Dataset listings of figures

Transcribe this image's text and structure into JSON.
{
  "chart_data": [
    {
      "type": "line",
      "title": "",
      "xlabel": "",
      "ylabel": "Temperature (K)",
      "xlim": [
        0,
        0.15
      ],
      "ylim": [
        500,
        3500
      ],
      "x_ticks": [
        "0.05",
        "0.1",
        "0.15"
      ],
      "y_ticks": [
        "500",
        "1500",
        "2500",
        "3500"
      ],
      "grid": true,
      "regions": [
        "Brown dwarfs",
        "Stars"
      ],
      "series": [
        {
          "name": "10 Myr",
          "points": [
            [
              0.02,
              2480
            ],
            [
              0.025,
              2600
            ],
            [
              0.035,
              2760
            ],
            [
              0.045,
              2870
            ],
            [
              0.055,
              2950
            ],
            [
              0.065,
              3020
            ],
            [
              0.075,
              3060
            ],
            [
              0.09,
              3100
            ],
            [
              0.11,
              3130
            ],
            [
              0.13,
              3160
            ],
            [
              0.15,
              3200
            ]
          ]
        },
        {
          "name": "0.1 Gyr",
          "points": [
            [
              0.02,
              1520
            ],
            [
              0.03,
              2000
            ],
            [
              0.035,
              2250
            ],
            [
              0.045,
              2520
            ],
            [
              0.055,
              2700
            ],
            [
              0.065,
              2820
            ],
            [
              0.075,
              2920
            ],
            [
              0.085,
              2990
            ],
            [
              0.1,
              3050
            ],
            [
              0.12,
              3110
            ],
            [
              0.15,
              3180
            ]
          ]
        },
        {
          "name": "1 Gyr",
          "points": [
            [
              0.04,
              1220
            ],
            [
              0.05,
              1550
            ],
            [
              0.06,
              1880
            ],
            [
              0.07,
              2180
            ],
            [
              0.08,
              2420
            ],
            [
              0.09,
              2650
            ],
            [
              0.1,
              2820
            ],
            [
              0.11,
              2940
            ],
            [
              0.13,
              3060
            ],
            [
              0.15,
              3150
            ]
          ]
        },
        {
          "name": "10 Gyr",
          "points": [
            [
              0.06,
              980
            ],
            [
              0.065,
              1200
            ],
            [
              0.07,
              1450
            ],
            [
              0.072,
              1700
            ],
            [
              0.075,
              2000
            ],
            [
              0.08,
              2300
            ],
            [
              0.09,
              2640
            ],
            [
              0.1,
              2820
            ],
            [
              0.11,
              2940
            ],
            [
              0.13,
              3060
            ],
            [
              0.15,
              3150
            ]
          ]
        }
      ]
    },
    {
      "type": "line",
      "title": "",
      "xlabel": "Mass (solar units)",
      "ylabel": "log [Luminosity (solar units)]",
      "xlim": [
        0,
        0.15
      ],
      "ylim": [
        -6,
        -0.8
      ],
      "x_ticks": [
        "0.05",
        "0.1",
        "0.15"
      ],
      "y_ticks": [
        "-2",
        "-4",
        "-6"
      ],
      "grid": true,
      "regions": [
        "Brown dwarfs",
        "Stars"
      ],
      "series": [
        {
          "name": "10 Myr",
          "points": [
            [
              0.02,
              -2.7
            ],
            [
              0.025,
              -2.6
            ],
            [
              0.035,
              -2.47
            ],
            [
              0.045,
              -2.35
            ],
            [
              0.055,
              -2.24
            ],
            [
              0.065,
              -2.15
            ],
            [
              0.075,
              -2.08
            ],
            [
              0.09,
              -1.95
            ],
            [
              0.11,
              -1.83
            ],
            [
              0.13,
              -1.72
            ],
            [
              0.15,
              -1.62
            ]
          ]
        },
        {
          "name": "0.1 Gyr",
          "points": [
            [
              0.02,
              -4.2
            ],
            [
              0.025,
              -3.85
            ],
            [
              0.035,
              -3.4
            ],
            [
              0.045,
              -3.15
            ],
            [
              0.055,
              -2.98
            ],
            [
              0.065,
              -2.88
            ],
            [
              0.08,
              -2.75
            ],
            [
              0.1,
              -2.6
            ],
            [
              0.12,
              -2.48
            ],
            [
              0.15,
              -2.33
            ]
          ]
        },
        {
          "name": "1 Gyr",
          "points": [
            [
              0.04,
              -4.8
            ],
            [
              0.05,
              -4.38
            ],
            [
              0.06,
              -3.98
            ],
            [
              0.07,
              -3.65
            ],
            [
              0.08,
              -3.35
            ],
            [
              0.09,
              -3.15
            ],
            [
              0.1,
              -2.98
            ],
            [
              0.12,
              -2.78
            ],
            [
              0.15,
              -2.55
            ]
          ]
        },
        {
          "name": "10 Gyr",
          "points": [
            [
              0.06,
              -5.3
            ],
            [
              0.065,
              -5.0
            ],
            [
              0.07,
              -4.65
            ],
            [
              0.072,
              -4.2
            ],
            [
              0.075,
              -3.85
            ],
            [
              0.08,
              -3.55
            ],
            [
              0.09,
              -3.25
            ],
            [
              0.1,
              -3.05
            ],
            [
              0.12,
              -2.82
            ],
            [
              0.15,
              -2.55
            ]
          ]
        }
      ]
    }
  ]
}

*Exercise brief:*
Extract every line above exactly as it stands.

*Completed exercise:*
Transcribe this image's text and structure into JSON.
{
  "chart_data": [
    {
      "type": "line",
      "title": "",
      "xlabel": "",
      "ylabel": "Temperature (K)",
      "xlim": [
        0,
        0.15
      ],
      "ylim": [
        500,
        3500
      ],
      "x_ticks": [
        "0.05",
        "0.1",
        "0.15"
      ],
      "y_ticks": [
        "500",
        "1500",
        "2500",
        "3500"
      ],
      "grid": true,
      "regions": [
        "Brown dwarfs",
        "Stars"
      ],
      "series": [
        {
          "name": "10 Myr",
          "points": [
            [
              0.02,
              2480
            ],
            [
              0.025,
              2600
            ],
            [
              0.035,
              2760
            ],
            [
              0.045,
              2870
            ],
            [
              0.055,
              2950
            ],
            [
              0.065,
              3020
            ],
            [
              0.075,
              3060
            ],
            [
              0.09,
              3100
            ],
            [
              0.11,
              3130
            ],
            [
              0.13,
              3160
            ],
            [
              0.15,
              3200
            ]
          ]
        },
        {
          "name": "0.1 Gyr",
          "points": [
            [
              0.02,
              1520
            ],
            [
              0.03,
              2000
            ],
            [
              0.035,
              2250
            ],
            [
              0.045,
              2520
            ],
            [
              0.055,
              2700
            ],
            [
              0.065,
              2820
            ],
            [
              0.075,
              2920
            ],
            [
              0.085,
              2990
            ],
            [
              0.1,
              3050
            ],
            [
              0.12,
              3110
            ],
            [
              0.15,
              3180
            ]
          ]
        },
        {
          "name": "1 Gyr",
          "points": [
            [
              0.04,
              1220
            ],
            [
              0.05,
              1550
            ],
            [
              0.06,
              1880
            ],
            [
              0.07,
              2180
            ],
            [
              0.08,
              2420
            ],
            [
              0.09,
              2650
            ],
            [
              0.1,
              2820
            ],
            [
              0.11,
              2940
            ],
            [
              0.13,
              3060
            ],
            [
              0.15,
              3150
            ]
          ]
        },
        {
          "name": "10 Gyr",
          "points": [
            [
              0.06,
              980
            ],
            [
              0.065,
              1200
            ],
            [
              0.07,
              1450
            ],
            [
              0.072,
              1700
            ],
            [
              0.075,
              2000
            ],
            [
              0.08,
              2300
            ],
            [
              0.09,
              2640
            ],
            [
              0.1,
              2820
            ],
            [
              0.11,
              2940
            ],
            [
              0.13,
              3060
            ],
            [
              0.15,
              3150
            ]
          ]
        }
      ]
    },
    {
      "type": "line",
      "title": "",
      "xlabel": "Mass (solar units)",
      "ylabel": "log [Luminosity (solar units)]",
      "xlim": [
        0,
        0.15
      ],
      "ylim": [
        -6,
        -0.8
      ],
      "x_ticks": [
        "0.05",
        "0.1",
        "0.15"
      ],
      "y_ticks": [
        "-2",
        "-4",
        "-6"
      ],
      "grid": true,
      "regions": [
        "Brown dwarfs",
        "Stars"
      ],
      "series": [
        {
          "name": "10 Myr",
          "points": [
            [
              0.02,
              -2.7
            ],
            [
              0.025,
              -2.6
            ],
            [
              0.035,
              -2.47
            ],
            [
              0.045,
              -2.35
            ],
            [
              0.055,
              -2.24
            ],
            [
              0.065,
              -2.15
            ],
            [
              0.075,
              -2.08
            ],
            [
              0.09,
              -1.95
            ],
            [
              0.11,
              -1.83
            ],
            [
              0.13,
              -1.72
            ],
            [
              0.15,
              -1.62
            ]
          ]
        },
        {
          "name": "0.1 Gyr",
          "points": [
            [
              0.02,
              -4.2
            ],
            [
              0.025,
              -3.85
            ],
            [
              0.035,
              -3.4
            ],
            [
              0.045,
              -3.15
            ],
            [
              0.055,
              -2.98
            ],
            [
              0.065,
              -2.88
            ],
            [
              0.08,
              -2.75
            ],
            [
              0.1,
              -2.6
            ],
            [
              0.12,
              -2.48
            ],
            [
              0.15,
              -2.33
            ]
          ]
        },
        {
          "name": "1 Gyr",
          "points": [
            [
              0.04,
              -4.8
            ],
            [
              0.05,
              -4.38
            ],
            [
              0.06,
              -3.98
            ],
            [
              0.07,
              -3.65
            ],
            [
              0.08,
              -3.35
            ],
            [
              0.09,
              -3.15
            ],
            [
              0.1,
              -2.98
            ],
            [
              0.12,
              -2.78
            ],
            [
              0.15,
              -2.55
            ]
          ]
        },
        {
          "name": "10 Gyr",
          "points": [
            [
              0.06,
              -5.3
            ],
            [
              0.065,
              -5.0
            ],
            [
              0.07,
              -4.65
            ],
            [
              0.072,
              -4.2
            ],
            [
              0.075,
              -3.85
            ],
            [
              0.08,
              -3.55
            ],
            [
              0.09,
              -3.25
            ],
            [
              0.1,
              -3.05
            ],
            [
              0.12,
              -2.82
            ],
            [
              0.15,
              -2.55
            ]
          ]
        }
      ]
    }
  ]
}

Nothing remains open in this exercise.